[WORKING DATA start]

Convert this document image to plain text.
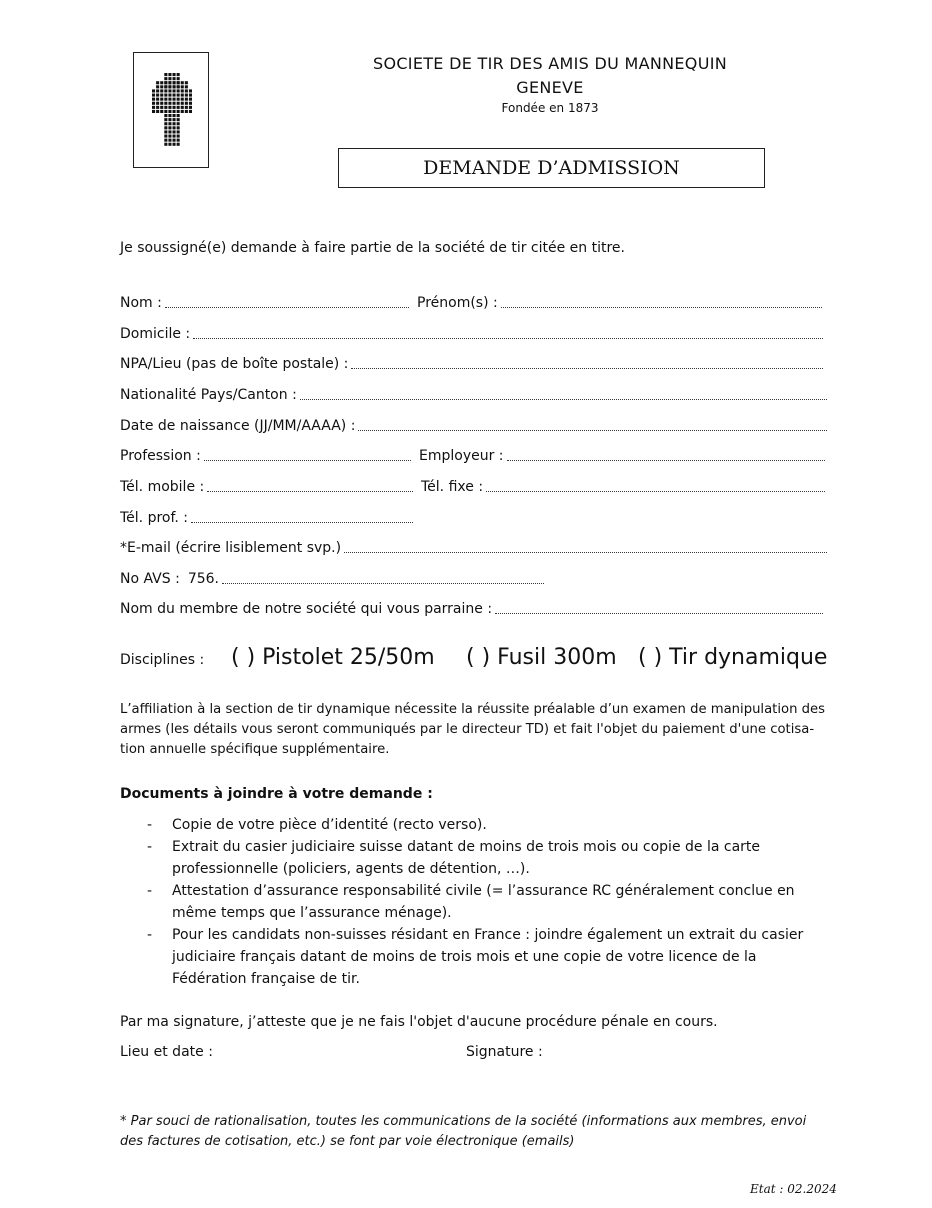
SOCIETE DE TIR DES AMIS DU MANNEQUIN
GENEVE
Fondée en 1873
DEMANDE D’ADMISSION
Je soussigné(e) demande à faire partie de la société de tir citée en titre.
Nom :	Prénom(s) :
Domicile :
NPA/Lieu (pas de boîte postale) :
Nationalité Pays/Canton :
Date de naissance (JJ/MM/AAAA) :
Profession :	Employeur :
Tél. mobile :	Tél. fixe :
Tél. prof. :
*E-mail (écrire lisiblement svp.)
No AVS : 756.
Nom du membre de notre société qui vous parraine :
Disciplines : ( ) Pistolet 25/50m ( ) Fusil 300m ( ) Tir dynamique
L’affiliation à la section de tir dynamique nécessite la réussite préalable d’un examen de manipulation des
armes (les détails vous seront communiqués par le directeur TD) et fait l'objet du paiement d'une cotisa-
tion annuelle spécifique supplémentaire.
Documents à joindre à votre demande :
- Copie de votre pièce d’identité (recto verso).
- Extrait du casier judiciaire suisse datant de moins de trois mois ou copie de la carte
professionnelle (policiers, agents de détention, …).
- Attestation d’assurance responsabilité civile (= l’assurance RC généralement conclue en
même temps que l’assurance ménage).
- Pour les candidats non-suisses résidant en France : joindre également un extrait du casier
judiciaire français datant de moins de trois mois et une copie de votre licence de la
Fédération française de tir.
Par ma signature, j’atteste que je ne fais l'objet d'aucune procédure pénale en cours.
Lieu et date :	Signature :
* Par souci de rationalisation, toutes les communications de la société (informations aux membres, envoi
des factures de cotisation, etc.) se font par voie électronique (emails)
Etat : 02.2024
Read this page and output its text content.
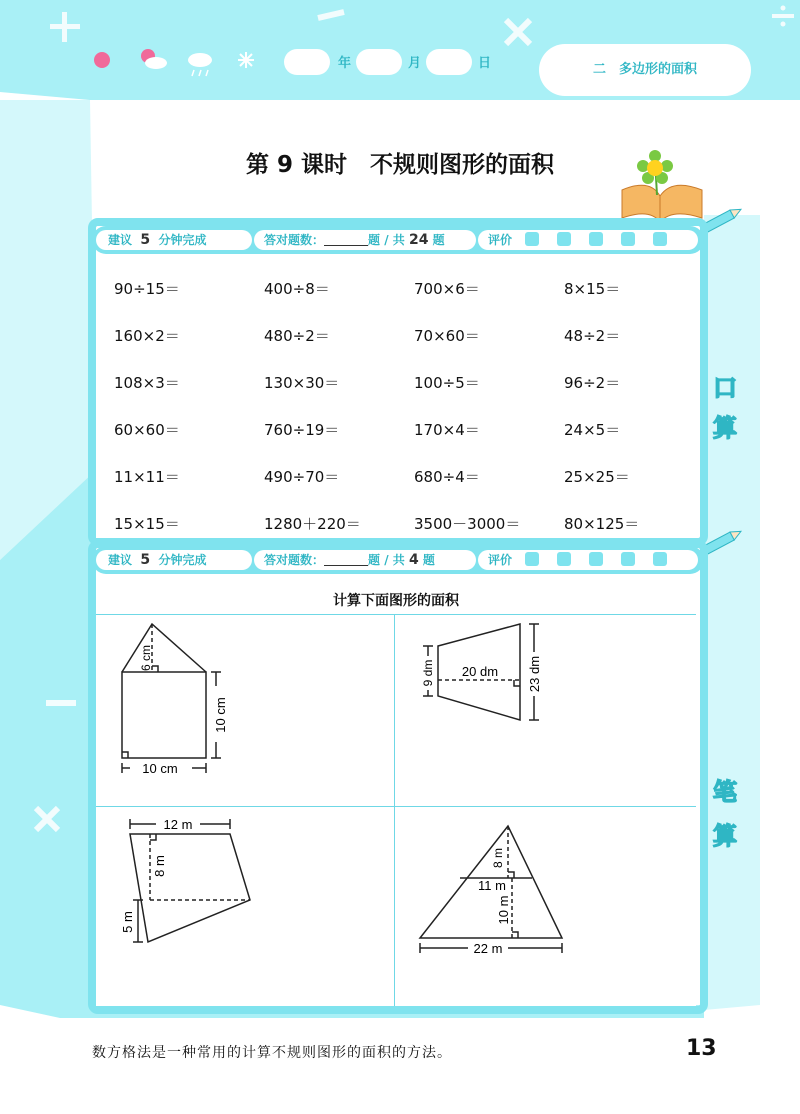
年	月	日	二　多边形的面积
第 9 课时　不规则图形的面积
建议 5 分钟完成	答对题数：	题 / 共 24 题	评价
90÷15＝	400÷8＝	700×6＝	8×15＝
160×2＝	480÷2＝	70×60＝	48÷2＝
108×3＝	130×30＝	100÷5＝	96÷2＝
60×60＝	760÷19＝	170×4＝	24×5＝
11×11＝	490÷70＝	680÷4＝	25×25＝
15×15＝	1280＋220＝	3500－3000＝	80×125＝
口
算
建议 5 分钟完成	答对题数：	题 / 共 4 题	评价
计算下面图形的面积
笔
算
10 cm
10 cm
6 cm
9 dm 20 dm 23 dm
12 m
8 m
5 m
8 m
11 m
10 m
22 m
数方格法是一种常用的计算不规则图形的面积的方法。	13
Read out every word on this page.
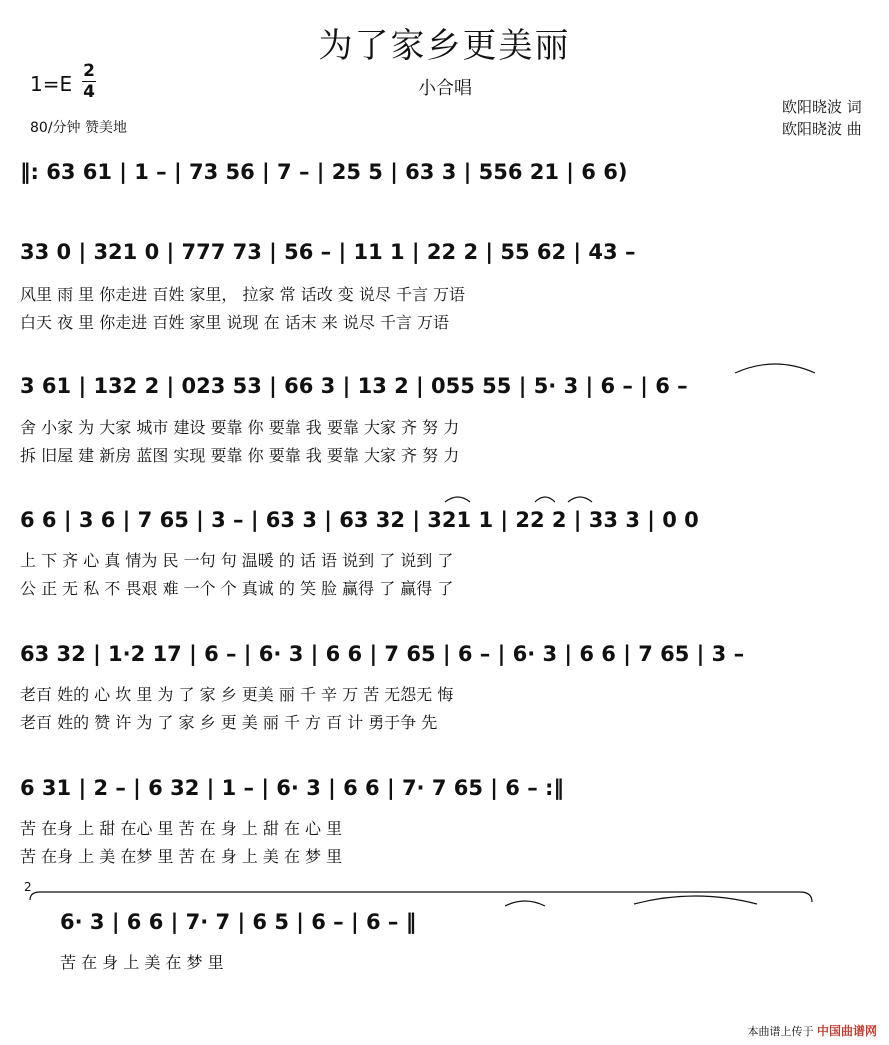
为了家乡更美丽
1=E
2
4
80/分钟 赞美地
小合唱
欧阳晓波 词
欧阳晓波 曲
‖: 63 61 | 1 – | 73 56 | 7 – | 25 5 | 63 3 | 556 21 | 6 6)
33 0 | 321 0 | 777 73 | 56 – | 11 1 | 22 2 | 55 62 | 43 –
风里 雨 里 你走进 百姓 家里， 拉家 常 话改 变 说尽 千言 万语
白天 夜 里 你走进 百姓 家里 说现 在 话末 来 说尽 千言 万语
3 61 | 132 2 | 023 53 | 66 3 | 13 2 | 055 55 | 5· 3 | 6 – | 6 –
舍 小家 为 大家 城市 建设 要靠 你 要靠 我 要靠 大家 齐 努 力
拆 旧屋 建 新房 蓝图 实现 要靠 你 要靠 我 要靠 大家 齐 努 力
6 6 | 3 6 | 7 65 | 3 – | 63 3 | 63 32 | 321 1 | 22 2 | 33 3 | 0 0
上 下 齐 心 真 情为 民 一句 句 温暖 的 话 语 说到 了 说到 了
公 正 无 私 不 畏艰 难 一个 个 真诚 的 笑 脸 赢得 了 赢得 了
63 32 | 1·2 17 | 6 – | 6· 3 | 6 6 | 7 65 | 6 – | 6· 3 | 6 6 | 7 65 | 3 –
老百 姓的 心 坎 里 为 了 家 乡 更美 丽 千 辛 万 苦 无怨无 悔
老百 姓的 赞 许 为 了 家 乡 更 美 丽 千 方 百 计 勇于争 先
6 31 | 2 – | 6 32 | 1 – | 6· 3 | 6 6 | 7· 7 65 | 6 – :‖
苦 在身 上 甜 在心 里 苦 在 身 上 甜 在 心 里
苦 在身 上 美 在梦 里 苦 在 身 上 美 在 梦 里
2
6· 3 | 6 6 | 7· 7 | 6 5 | 6 – | 6 – ‖
苦 在 身 上 美 在 梦 里
本曲谱上传于 中国曲谱网
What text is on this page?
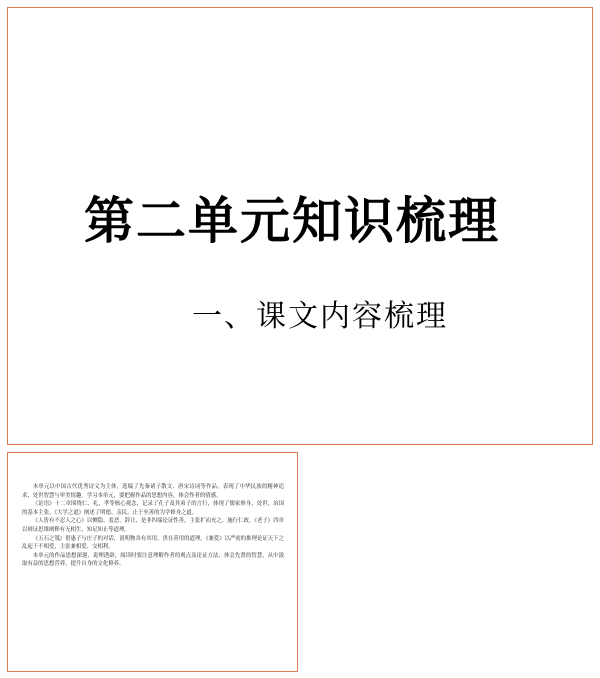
第二单元知识梳理
一、课文内容梳理

本单元以中国古代优秀诗文为主体，选编了先秦诸子散文、唐宋诗词等作品，表现了中华民族的精神追求、处世智慧与审美情趣。学习本单元，要把握作品的思想内容，体会作者的情感。

《论语》十二章围绕仁、礼、孝等核心观念，记录了孔子及其弟子的言行，体现了儒家修身、处世、治国的基本主张。《大学之道》阐述了明德、亲民、止于至善的为学修身之道。

《人皆有不忍人之心》以恻隐、羞恶、辞让、是非四端论证性善，主张扩而充之，施行仁政。《老子》四章以辩证思维阐释有无相生、知足知止等道理。

《五石之瓠》借惠子与庄子的对话，说明物各有其用、贵在善用的道理。《兼爱》以严密的推理论证天下之乱起于不相爱，主张兼相爱、交相利。

本单元的作品思想深邃、说理透辟，阅读时要注意理解作者的观点及论证方法，体会先贤的智慧，从中汲取有益的思想营养，提升自身的文化修养。
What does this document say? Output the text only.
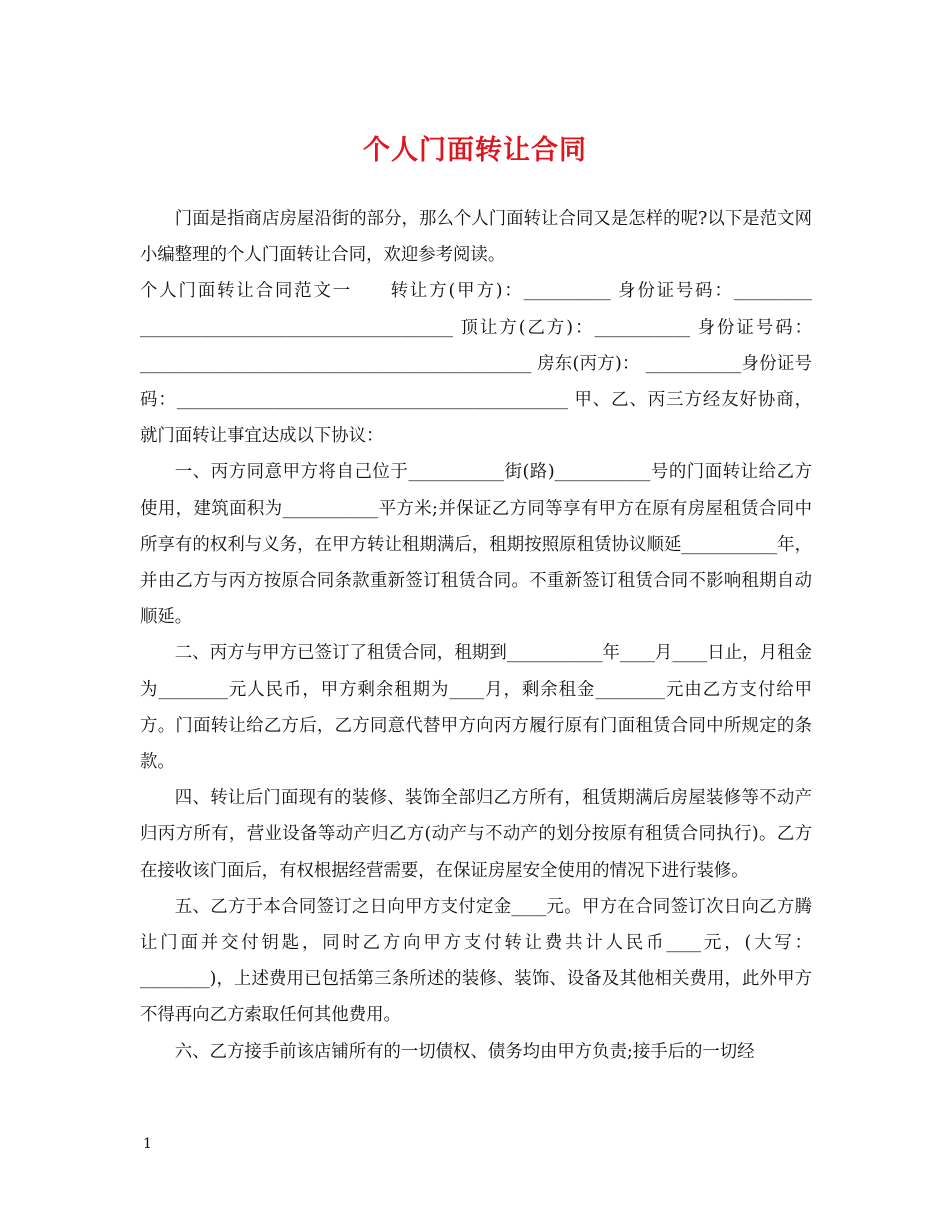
个人门面转让合同

门面是指商店房屋沿街的部分，那么个人门面转让合同又是怎样的呢?以下是范文网小编整理的个人门面转让合同，欢迎参考阅读。

个人门面转让合同范文一　　转让方(甲方)：__________ 身份证号码：_________ ____________________________________ 顶让方(乙方)：___________ 身份证号码：_____________________________________________ 房东(丙方)： ___________身份证号码：_____________________________________________ 甲、乙、丙三方经友好协商，就门面转让事宜达成以下协议：

一、丙方同意甲方将自己位于___________街(路)___________号的门面转让给乙方使用，建筑面积为___________平方米;并保证乙方同等享有甲方在原有房屋租赁合同中所享有的权利与义务，在甲方转让租期满后，租期按照原租赁协议顺延___________年，并由乙方与丙方按原合同条款重新签订租赁合同。不重新签订租赁合同不影响租期自动顺延。

二、丙方与甲方已签订了租赁合同，租期到___________年____月____日止，月租金为________元人民币，甲方剩余租期为____月，剩余租金________元由乙方支付给甲方。门面转让给乙方后，乙方同意代替甲方向丙方履行原有门面租赁合同中所规定的条款。

四、转让后门面现有的装修、装饰全部归乙方所有，租赁期满后房屋装修等不动产归丙方所有，营业设备等动产归乙方(动产与不动产的划分按原有租赁合同执行)。乙方在接收该门面后，有权根据经营需要，在保证房屋安全使用的情况下进行装修。

五、乙方于本合同签订之日向甲方支付定金____元。甲方在合同签订次日向乙方腾让门面并交付钥匙，同时乙方向甲方支付转让费共计人民币____元，(大写：________)，上述费用已包括第三条所述的装修、装饰、设备及其他相关费用，此外甲方不得再向乙方索取任何其他费用。

六、乙方接手前该店铺所有的一切债权、债务均由甲方负责;接手后的一切经

1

[WORKING DATA end]

▸ DIRECTIVE
Work through the records above line by line and count those that hold the string "text". Give only the result.

▸ CORRECT RESULT
4